## Direction 1
In the topic-model cross-validation thread, how long did the 5-fold cross-validation code take to run on a laptop?
## Direction 2
List every R package that the topic-model cross-validation thread loads with library().
## Direction 3
Carry on with the topic-model cross-validation thread, starting right after its last line.
───── Given passage ─────
How can I do ten fold cross validation with my corpus, containing 200 documents? Is there existing code that I can invoke? I found caret for this purpose, but again cannot figure that out either.

What in the documentation for ?seq and ?AssociatedPress and the other functions did you not understand? — probabilityislogic
I updated the code for this and saved as a gist. has plot method that prints by default. devtools::source_url("https://gist.githubusercontent.com/trinker/594bd132b180a43945f7/raw/70fbb1aa2a9113837a9a9f8a6c43d884c2ef5bd0/optimal_k%25202") +1 nice answer. — Tyler Rinker

Peter Ellis Peter Ellis · Accepted Answer · 2017-01-04T21:47:42

The accepted answer to this question is good as far as it goes, but it doesn't actually address how to estimate perplexity on a validation dataset and how to use cross-validation.

Using perplexity for simple validation

Perplexity is a measure of how well a probability model fits a new set of data. In the topicmodels R package it is simple to fit with the perplexity function, which takes as arguments a previously fit topic model and a new set of data, and returns a single number. The lower the better.

For example, splitting the AssociatedPress data into a training set (75% of the rows) and a validation set (25% of the rows):

# load up some R packages including a few we'll need later
library(topicmodels)
library(doParallel)
library(ggplot2)
library(scales)

data("AssociatedPress", package = "topicmodels")

burnin = 1000
iter = 1000
keep = 50

full_data  <- AssociatedPress
n <- nrow(full_data)
#-----------validation--------
k <- 5

splitter <- sample(1:n, round(n * 0.75))
train_set <- full_data[splitter, ]
valid_set <- full_data[-splitter, ]

fitted <- LDA(train_set, k = k, method = "Gibbs",
                          control = list(burnin = burnin, iter = iter, keep = keep) )
perplexity(fitted, newdata = train_set) # about 2700
perplexity(fitted, newdata = valid_set) # about 4300

The perplexity is higher for the validation set than the training set, because the topics have been optimised based on the training set.

Using perplexity and cross-validation to determine a good number of topics

The extension of this idea to cross-validation is straightforward. Divide the data into different subsets (say 5), and each subset gets one turn as the validation set and four turns as part of the training set. However, it's really computationally intensive, particularly when trying out the larger numbers of topics.

You might be able to use caret to do this, but I suspect it doesn't handle topic modelling yet. In any case, it's the sort of thing I prefer to do myself to be sure I understand what's going on.

The code below, even with parallel processing on 7 logical CPUs, took 3.5 hours to run on my laptop:

#----------------5-fold cross-validation, different numbers of topics----------------
# set up a cluster for parallel processing
cluster <- makeCluster(detectCores(logical = TRUE) - 1) # leave one CPU spare...
registerDoParallel(cluster)

# load up the needed R package on all the parallel sessions
clusterEvalQ(cluster, {
   library(topicmodels)
───── Stored records ─────
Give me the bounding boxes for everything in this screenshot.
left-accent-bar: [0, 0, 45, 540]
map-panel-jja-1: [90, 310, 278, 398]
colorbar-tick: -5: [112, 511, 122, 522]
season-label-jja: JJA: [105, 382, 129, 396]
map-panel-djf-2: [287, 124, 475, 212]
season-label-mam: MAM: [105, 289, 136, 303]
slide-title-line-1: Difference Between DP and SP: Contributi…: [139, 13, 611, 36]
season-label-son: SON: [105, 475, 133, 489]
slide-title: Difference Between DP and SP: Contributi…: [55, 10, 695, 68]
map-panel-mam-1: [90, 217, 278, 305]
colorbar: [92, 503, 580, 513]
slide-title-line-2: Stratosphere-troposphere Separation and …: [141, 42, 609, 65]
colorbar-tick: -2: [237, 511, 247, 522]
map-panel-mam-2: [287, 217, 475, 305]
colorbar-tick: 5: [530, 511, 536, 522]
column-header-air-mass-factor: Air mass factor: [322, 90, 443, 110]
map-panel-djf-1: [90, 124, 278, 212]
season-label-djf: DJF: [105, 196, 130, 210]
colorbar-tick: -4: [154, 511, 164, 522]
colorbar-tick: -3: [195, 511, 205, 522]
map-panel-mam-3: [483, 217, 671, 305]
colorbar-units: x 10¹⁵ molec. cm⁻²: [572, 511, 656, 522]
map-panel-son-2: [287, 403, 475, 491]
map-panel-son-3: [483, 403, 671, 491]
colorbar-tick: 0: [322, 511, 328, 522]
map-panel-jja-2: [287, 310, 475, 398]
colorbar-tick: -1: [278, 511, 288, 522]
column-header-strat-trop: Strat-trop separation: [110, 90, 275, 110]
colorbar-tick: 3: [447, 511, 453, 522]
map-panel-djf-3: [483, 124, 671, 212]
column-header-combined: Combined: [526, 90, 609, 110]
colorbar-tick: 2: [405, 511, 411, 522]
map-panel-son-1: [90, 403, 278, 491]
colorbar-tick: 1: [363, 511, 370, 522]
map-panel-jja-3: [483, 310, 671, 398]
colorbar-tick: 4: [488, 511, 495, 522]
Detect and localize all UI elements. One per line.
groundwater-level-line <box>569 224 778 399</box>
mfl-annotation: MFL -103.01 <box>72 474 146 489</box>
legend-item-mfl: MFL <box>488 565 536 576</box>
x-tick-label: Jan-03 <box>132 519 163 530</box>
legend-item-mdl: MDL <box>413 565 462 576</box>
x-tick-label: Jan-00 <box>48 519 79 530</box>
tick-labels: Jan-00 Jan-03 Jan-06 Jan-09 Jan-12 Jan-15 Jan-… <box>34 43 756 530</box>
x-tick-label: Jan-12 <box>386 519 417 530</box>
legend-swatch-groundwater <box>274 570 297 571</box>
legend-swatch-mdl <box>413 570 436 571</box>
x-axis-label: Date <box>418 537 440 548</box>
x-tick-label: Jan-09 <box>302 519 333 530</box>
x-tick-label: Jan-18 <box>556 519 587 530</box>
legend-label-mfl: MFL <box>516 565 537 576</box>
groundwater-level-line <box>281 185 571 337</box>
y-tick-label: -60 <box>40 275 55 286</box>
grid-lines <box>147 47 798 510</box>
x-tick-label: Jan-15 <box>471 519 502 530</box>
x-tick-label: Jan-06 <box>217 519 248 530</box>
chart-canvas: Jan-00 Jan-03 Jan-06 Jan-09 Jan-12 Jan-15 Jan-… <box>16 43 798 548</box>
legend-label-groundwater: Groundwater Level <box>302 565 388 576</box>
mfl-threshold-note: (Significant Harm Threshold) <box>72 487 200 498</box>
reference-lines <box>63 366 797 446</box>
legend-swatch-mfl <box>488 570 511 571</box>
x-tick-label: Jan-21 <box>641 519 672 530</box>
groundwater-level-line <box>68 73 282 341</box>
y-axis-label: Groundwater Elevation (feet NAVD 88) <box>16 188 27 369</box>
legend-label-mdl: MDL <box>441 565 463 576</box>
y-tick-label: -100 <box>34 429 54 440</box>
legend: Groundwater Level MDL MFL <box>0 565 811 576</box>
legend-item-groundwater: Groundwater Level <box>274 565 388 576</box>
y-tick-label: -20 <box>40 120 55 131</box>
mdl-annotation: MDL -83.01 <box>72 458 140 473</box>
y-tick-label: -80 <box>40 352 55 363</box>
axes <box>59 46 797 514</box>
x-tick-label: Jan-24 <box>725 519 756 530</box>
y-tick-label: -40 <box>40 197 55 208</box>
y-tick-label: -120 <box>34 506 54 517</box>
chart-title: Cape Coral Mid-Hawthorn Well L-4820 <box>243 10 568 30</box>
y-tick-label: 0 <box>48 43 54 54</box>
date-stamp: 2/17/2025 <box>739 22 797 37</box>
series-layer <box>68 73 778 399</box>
─────
## Answer 1
3.5 hours, even with parallel processing on 7 logical CPUs.

## Answer 2
topicmodels, doParallel, ggplot2, scales

## Answer 3
})

folds <- 5
splitfolds <- sample(1:folds, n, replace = TRUE)
candidate_k <- c(2, 3, 4, 5, 10, 20, 30, 40, 50, 75, 100, 200, 300) # candidates for how many topics

# export all the needed R objects to the parallel sessions
clusterExport(cluster, c("full_data", "burnin", "iter", "keep", "splitfolds", "folds", "candidate_k"))

# we parallelize by the different number of topics.  A processor is allocated a value
# of k, and does the cross-validation serially.  This is because it is assumed there
# are more candidate values of k than there are cross-validation folds, hence it
# will be more efficient to parallelise
system.time({
results <- foreach(j = 1:length(candidate_k), .combine = rbind) %dopar%{
   k <- candidate_k[j]
   results_1k <- matrix(0, nrow = folds, ncol = 2)
   colnames(results_1k) <- c("k", "perplexity")
   for(i in 1:folds){
      train_set <- full_data[splitfolds != i , ]
      valid_set <- full_data[splitfolds == i, ]

      fitted <- LDA(train_set, k = k, method = "Gibbs",
                    control = list(burnin = burnin, iter = iter, keep = keep) )
      results_1k[i,] <- c(k, perplexity(fitted, newdata = valid_set))
   }
   return(results_1k)
}
})
stopCluster(cluster)

results_df <- as.data.frame(results)

ggplot(results_df, aes(x = k, y = perplexity)) +
   geom_point() +
   geom_smooth(se = FALSE) +
   ggtitle("5-fold cross-validation of topic modelling with the 'Associated Press' dataset",
           "(ie five different models fit for each candidate number of topics)") +
   labs(x = "Candidate number of topics", y = "Perplexity when fitting the trained model to the hold-out set")

We see in the results that 200 topics is too many and has some over-fitting, and 50 is too few. Of the numbers of topics tried, 100 is the best, with the lowest average perplexity on the five different hold-out sets.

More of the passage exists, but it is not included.